_Task goal:_
Copy every line of the listing exactly.

_Working data:_
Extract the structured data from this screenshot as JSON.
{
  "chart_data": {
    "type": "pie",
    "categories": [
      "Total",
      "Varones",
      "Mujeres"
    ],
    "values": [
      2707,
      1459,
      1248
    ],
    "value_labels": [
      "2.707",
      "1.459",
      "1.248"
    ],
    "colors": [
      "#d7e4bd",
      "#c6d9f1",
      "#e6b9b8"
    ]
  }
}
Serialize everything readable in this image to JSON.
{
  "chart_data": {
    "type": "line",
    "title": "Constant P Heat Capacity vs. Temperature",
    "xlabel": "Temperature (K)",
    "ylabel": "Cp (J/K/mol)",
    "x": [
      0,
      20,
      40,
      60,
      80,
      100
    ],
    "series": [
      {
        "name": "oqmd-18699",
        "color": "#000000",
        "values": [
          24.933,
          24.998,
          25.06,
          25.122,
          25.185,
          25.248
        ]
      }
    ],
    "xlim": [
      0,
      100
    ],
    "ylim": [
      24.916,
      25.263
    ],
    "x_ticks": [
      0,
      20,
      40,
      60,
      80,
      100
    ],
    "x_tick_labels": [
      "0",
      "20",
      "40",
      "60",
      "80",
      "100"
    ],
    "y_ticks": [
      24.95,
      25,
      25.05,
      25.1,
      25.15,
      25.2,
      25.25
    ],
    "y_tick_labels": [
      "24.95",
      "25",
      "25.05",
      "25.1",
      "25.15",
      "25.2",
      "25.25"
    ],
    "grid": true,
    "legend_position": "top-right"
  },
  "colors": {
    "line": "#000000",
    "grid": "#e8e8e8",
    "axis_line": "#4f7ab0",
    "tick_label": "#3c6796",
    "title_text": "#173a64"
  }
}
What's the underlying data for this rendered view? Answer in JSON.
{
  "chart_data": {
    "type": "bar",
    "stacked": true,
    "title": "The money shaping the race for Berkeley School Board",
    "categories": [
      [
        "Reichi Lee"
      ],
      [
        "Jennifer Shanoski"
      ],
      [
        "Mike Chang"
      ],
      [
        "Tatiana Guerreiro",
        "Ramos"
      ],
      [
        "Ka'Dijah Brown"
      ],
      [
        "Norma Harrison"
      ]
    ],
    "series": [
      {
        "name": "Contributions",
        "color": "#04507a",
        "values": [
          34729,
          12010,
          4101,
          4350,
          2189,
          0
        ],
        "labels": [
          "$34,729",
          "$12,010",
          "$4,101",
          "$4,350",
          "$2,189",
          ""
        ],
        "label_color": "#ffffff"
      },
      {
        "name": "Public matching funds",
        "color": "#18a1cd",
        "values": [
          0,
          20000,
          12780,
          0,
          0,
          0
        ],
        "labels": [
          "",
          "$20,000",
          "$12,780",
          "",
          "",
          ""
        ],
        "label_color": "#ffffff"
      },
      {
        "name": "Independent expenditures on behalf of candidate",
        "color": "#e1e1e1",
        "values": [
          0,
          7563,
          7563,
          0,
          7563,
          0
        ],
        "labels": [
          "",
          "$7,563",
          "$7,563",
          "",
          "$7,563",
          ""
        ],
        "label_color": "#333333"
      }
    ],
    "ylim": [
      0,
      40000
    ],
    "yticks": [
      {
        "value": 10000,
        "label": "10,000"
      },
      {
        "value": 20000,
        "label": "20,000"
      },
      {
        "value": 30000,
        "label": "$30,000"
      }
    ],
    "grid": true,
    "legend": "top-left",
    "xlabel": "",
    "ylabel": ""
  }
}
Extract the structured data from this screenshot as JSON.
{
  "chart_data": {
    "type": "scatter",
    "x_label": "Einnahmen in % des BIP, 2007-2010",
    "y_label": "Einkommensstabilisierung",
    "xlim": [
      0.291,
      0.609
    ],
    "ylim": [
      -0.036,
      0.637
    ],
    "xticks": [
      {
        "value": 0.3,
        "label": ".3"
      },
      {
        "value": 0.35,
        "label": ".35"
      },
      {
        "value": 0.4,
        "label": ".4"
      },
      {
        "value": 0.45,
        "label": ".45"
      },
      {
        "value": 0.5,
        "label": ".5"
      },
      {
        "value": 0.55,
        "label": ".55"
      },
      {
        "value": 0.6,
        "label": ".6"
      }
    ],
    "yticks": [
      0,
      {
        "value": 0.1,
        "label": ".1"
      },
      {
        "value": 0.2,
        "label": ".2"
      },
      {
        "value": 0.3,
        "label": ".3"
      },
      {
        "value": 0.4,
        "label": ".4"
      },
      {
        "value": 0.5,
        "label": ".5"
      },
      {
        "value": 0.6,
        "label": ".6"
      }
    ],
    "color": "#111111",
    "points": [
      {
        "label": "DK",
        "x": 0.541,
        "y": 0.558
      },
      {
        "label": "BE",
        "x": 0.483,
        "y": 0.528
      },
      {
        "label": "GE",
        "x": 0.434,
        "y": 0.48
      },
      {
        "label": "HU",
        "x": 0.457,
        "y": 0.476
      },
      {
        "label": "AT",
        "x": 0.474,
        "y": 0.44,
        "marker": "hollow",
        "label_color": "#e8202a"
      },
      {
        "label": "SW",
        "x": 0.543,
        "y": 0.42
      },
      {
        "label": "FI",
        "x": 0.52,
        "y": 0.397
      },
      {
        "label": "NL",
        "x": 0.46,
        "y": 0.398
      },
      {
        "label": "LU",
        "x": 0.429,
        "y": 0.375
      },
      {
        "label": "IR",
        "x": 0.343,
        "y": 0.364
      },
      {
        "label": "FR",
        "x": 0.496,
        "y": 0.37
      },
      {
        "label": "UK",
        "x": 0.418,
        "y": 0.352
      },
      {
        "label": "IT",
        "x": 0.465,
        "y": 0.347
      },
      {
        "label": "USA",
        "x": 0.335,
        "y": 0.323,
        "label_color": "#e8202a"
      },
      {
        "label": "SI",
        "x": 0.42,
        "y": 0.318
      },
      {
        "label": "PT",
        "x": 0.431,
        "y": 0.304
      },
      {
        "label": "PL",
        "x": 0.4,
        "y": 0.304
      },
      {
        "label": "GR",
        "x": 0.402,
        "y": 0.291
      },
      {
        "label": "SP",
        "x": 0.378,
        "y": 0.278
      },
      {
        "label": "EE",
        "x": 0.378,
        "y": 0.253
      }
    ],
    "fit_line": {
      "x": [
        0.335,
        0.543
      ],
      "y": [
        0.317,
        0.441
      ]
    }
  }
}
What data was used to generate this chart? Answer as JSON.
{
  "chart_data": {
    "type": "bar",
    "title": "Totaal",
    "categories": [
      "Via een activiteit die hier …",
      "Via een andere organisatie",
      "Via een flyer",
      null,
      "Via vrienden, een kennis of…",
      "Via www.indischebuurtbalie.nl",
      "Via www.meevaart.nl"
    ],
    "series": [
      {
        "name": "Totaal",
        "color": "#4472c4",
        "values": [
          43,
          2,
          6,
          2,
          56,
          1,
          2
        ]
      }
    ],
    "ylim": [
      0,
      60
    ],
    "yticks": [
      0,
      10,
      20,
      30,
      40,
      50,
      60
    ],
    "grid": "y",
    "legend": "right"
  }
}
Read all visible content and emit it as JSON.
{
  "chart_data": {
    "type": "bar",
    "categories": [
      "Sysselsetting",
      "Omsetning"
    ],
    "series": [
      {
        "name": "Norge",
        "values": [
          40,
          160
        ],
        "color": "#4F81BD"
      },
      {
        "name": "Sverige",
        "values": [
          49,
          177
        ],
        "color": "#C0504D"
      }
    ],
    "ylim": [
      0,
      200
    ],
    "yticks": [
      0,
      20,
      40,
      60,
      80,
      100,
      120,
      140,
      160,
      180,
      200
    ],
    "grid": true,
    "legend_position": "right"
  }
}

_Output of the exercise:_
Extract the structured data from this screenshot as JSON.
{
  "chart_data": {
    "type": "pie",
    "categories": [
      "Total",
      "Varones",
      "Mujeres"
    ],
    "values": [
      2707,
      1459,
      1248
    ],
    "value_labels": [
      "2.707",
      "1.459",
      "1.248"
    ],
    "colors": [
      "#d7e4bd",
      "#c6d9f1",
      "#e6b9b8"
    ]
  }
}
Serialize everything readable in this image to JSON.
{
  "chart_data": {
    "type": "line",
    "title": "Constant P Heat Capacity vs. Temperature",
    "xlabel": "Temperature (K)",
    "ylabel": "Cp (J/K/mol)",
    "x": [
      0,
      20,
      40,
      60,
      80,
      100
    ],
    "series": [
      {
        "name": "oqmd-18699",
        "color": "#000000",
        "values": [
          24.933,
          24.998,
          25.06,
          25.122,
          25.185,
          25.248
        ]
      }
    ],
    "xlim": [
      0,
      100
    ],
    "ylim": [
      24.916,
      25.263
    ],
    "x_ticks": [
      0,
      20,
      40,
      60,
      80,
      100
    ],
    "x_tick_labels": [
      "0",
      "20",
      "40",
      "60",
      "80",
      "100"
    ],
    "y_ticks": [
      24.95,
      25,
      25.05,
      25.1,
      25.15,
      25.2,
      25.25
    ],
    "y_tick_labels": [
      "24.95",
      "25",
      "25.05",
      "25.1",
      "25.15",
      "25.2",
      "25.25"
    ],
    "grid": true,
    "legend_position": "top-right"
  },
  "colors": {
    "line": "#000000",
    "grid": "#e8e8e8",
    "axis_line": "#4f7ab0",
    "tick_label": "#3c6796",
    "title_text": "#173a64"
  }
}
What's the underlying data for this rendered view? Answer in JSON.
{
  "chart_data": {
    "type": "bar",
    "stacked": true,
    "title": "The money shaping the race for Berkeley School Board",
    "categories": [
      [
        "Reichi Lee"
      ],
      [
        "Jennifer Shanoski"
      ],
      [
        "Mike Chang"
      ],
      [
        "Tatiana Guerreiro",
        "Ramos"
      ],
      [
        "Ka'Dijah Brown"
      ],
      [
        "Norma Harrison"
      ]
    ],
    "series": [
      {
        "name": "Contributions",
        "color": "#04507a",
        "values": [
          34729,
          12010,
          4101,
          4350,
          2189,
          0
        ],
        "labels": [
          "$34,729",
          "$12,010",
          "$4,101",
          "$4,350",
          "$2,189",
          ""
        ],
        "label_color": "#ffffff"
      },
      {
        "name": "Public matching funds",
        "color": "#18a1cd",
        "values": [
          0,
          20000,
          12780,
          0,
          0,
          0
        ],
        "labels": [
          "",
          "$20,000",
          "$12,780",
          "",
          "",
          ""
        ],
        "label_color": "#ffffff"
      },
      {
        "name": "Independent expenditures on behalf of candidate",
        "color": "#e1e1e1",
        "values": [
          0,
          7563,
          7563,
          0,
          7563,
          0
        ],
        "labels": [
          "",
          "$7,563",
          "$7,563",
          "",
          "$7,563",
          ""
        ],
        "label_color": "#333333"
      }
    ],
    "ylim": [
      0,
      40000
    ],
    "yticks": [
      {
        "value": 10000,
        "label": "10,000"
      },
      {
        "value": 20000,
        "label": "20,000"
      },
      {
        "value": 30000,
        "label": "$30,000"
      }
    ],
    "grid": true,
    "legend": "top-left",
    "xlabel": "",
    "ylabel": ""
  }
}
Extract the structured data from this screenshot as JSON.
{
  "chart_data": {
    "type": "scatter",
    "x_label": "Einnahmen in % des BIP, 2007-2010",
    "y_label": "Einkommensstabilisierung",
    "xlim": [
      0.291,
      0.609
    ],
    "ylim": [
      -0.036,
      0.637
    ],
    "xticks": [
      {
        "value": 0.3,
        "label": ".3"
      },
      {
        "value": 0.35,
        "label": ".35"
      },
      {
        "value": 0.4,
        "label": ".4"
      },
      {
        "value": 0.45,
        "label": ".45"
      },
      {
        "value": 0.5,
        "label": ".5"
      },
      {
        "value": 0.55,
        "label": ".55"
      },
      {
        "value": 0.6,
        "label": ".6"
      }
    ],
    "yticks": [
      0,
      {
        "value": 0.1,
        "label": ".1"
      },
      {
        "value": 0.2,
        "label": ".2"
      },
      {
        "value": 0.3,
        "label": ".3"
      },
      {
        "value": 0.4,
        "label": ".4"
      },
      {
        "value": 0.5,
        "label": ".5"
      },
      {
        "value": 0.6,
        "label": ".6"
      }
    ],
    "color": "#111111",
    "points": [
      {
        "label": "DK",
        "x": 0.541,
        "y": 0.558
      },
      {
        "label": "BE",
        "x": 0.483,
        "y": 0.528
      },
      {
        "label": "GE",
        "x": 0.434,
        "y": 0.48
      },
      {
        "label": "HU",
        "x": 0.457,
        "y": 0.476
      },
      {
        "label": "AT",
        "x": 0.474,
        "y": 0.44,
        "marker": "hollow",
        "label_color": "#e8202a"
      },
      {
        "label": "SW",
        "x": 0.543,
        "y": 0.42
      },
      {
        "label": "FI",
        "x": 0.52,
        "y": 0.397
      },
      {
        "label": "NL",
        "x": 0.46,
        "y": 0.398
      },
      {
        "label": "LU",
        "x": 0.429,
        "y": 0.375
      },
      {
        "label": "IR",
        "x": 0.343,
        "y": 0.364
      },
      {
        "label": "FR",
        "x": 0.496,
        "y": 0.37
      },
      {
        "label": "UK",
        "x": 0.418,
        "y": 0.352
      },
      {
        "label": "IT",
        "x": 0.465,
        "y": 0.347
      },
      {
        "label": "USA",
        "x": 0.335,
        "y": 0.323,
        "label_color": "#e8202a"
      },
      {
        "label": "SI",
        "x": 0.42,
        "y": 0.318
      },
      {
        "label": "PT",
        "x": 0.431,
        "y": 0.304
      },
      {
        "label": "PL",
        "x": 0.4,
        "y": 0.304
      },
      {
        "label": "GR",
        "x": 0.402,
        "y": 0.291
      },
      {
        "label": "SP",
        "x": 0.378,
        "y": 0.278
      },
      {
        "label": "EE",
        "x": 0.378,
        "y": 0.253
      }
    ],
    "fit_line": {
      "x": [
        0.335,
        0.543
      ],
      "y": [
        0.317,
        0.441
      ]
    }
  }
}
What data was used to generate this chart? Answer as JSON.
{
  "chart_data": {
    "type": "bar",
    "title": "Totaal",
    "categories": [
      "Via een activiteit die hier …",
      "Via een andere organisatie",
      "Via een flyer",
      null,
      "Via vrienden, een kennis of…",
      "Via www.indischebuurtbalie.nl",
      "Via www.meevaart.nl"
    ],
    "series": [
      {
        "name": "Totaal",
        "color": "#4472c4",
        "values": [
          43,
          2,
          6,
          2,
          56,
          1,
          2
        ]
      }
    ],
    "ylim": [
      0,
      60
    ],
    "yticks": [
      0,
      10,
      20,
      30,
      40,
      50,
      60
    ],
    "grid": "y",
    "legend": "right"
  }
}
Read all visible content and emit it as JSON.
{
  "chart_data": {
    "type": "bar",
    "categories": [
      "Sysselsetting",
      "Omsetning"
    ],
    "series": [
      {
        "name": "Norge",
        "values": [
          40,
          160
        ],
        "color": "#4F81BD"
      },
      {
        "name": "Sverige",
        "values": [
          49,
          177
        ],
        "color": "#C0504D"
      }
    ],
    "ylim": [
      0,
      200
    ],
    "yticks": [
      0,
      20,
      40,
      60,
      80,
      100,
      120,
      140,
      160,
      180,
      200
    ],
    "grid": true,
    "legend_position": "right"
  }
}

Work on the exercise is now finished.